SELECTED EXCERPT:
++++++++++++++++++++
Your School. Your Paper. Since 1936.

The Suffolk Journal

Your School. Your Paper. Since 1936.

The Suffolk Journal

‘The Rite’ is oh-so-wrong

The Rite is oh-so-wrong

The Rite (2011, Contrafilm), which hits theaters this Friday, is the latest “horror” film from Swedish director Mikael Håfström.  I went into this movie knowing only that it starred Anthony Hopkins, involved exorcism and the Vatican, and was supposedly inspired by true events. A pretty bone-chilling combination. Dr. Hannibal Lecter meets demonic possession in a creepy ancient religious setting—a foolproof equation for horror, right? Alas, I was mistaken.  Along with the rest of the audience, at the screening of the film I found myself laughing aloud more than quivering with fear. The chuckling began prior to the opening credits, when the cliché disclaimer appeared on the screen informing us that what we were about to see was based on true events, followed by a quote from Pope John Paul II about how the Devil is still lurking among us today.
++++++++++++++++++++
MATERIAL PROVIDED:
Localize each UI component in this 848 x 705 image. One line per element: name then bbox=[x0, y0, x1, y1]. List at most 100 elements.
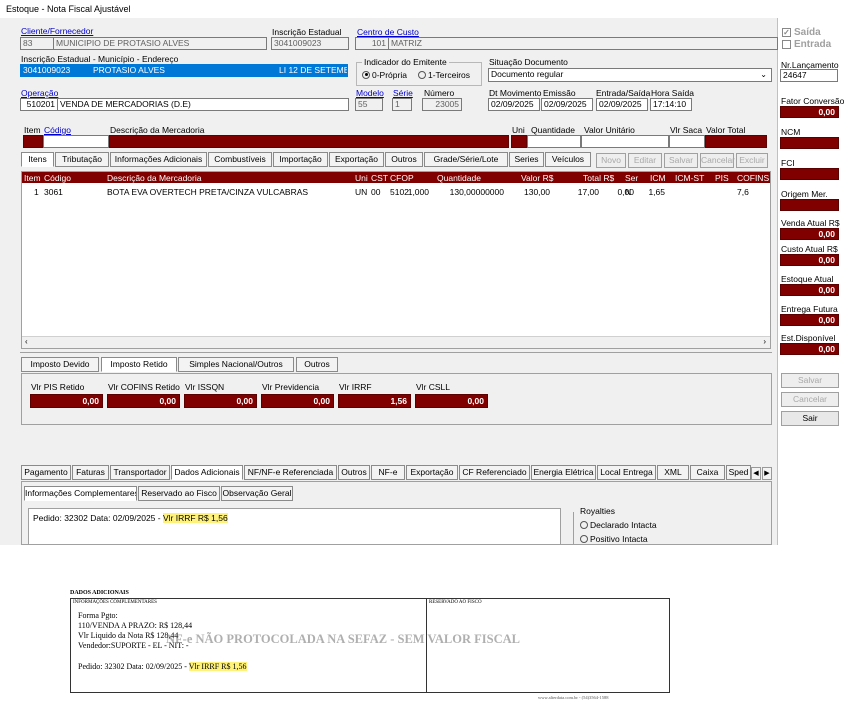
++++++++++++++++++++
EXERCISE PROMPT:
Reproduce the review of The Rite word for word from "The Rite (2011, Contrafilm), which" to "among us today.". The lines have nothing to do with the review of The Rite.

TASK OUTPUT:
The Rite (2011, Contrafilm), which hits theaters this Friday, is the latest “horror” film from Swedish director Mikael Håfström.  I went into this movie knowing only that it starred Anthony Hopkins, involved exorcism and the Vatican, and was supposedly inspired by true events. A pretty bone-chilling combination. Dr. Hannibal Lecter meets demonic possession in a creepy ancient religious setting—a foolproof equation for horror, right? Alas, I was mistaken.  Along with the rest of the audience, at the screening of the film I found myself laughing aloud more than quivering with fear. The chuckling began prior to the opening credits, when the cliché disclaimer appeared on the screen informing us that what we were about to see was based on true events, followed by a quote from Pope John Paul II about how the Devil is still lurking among us today.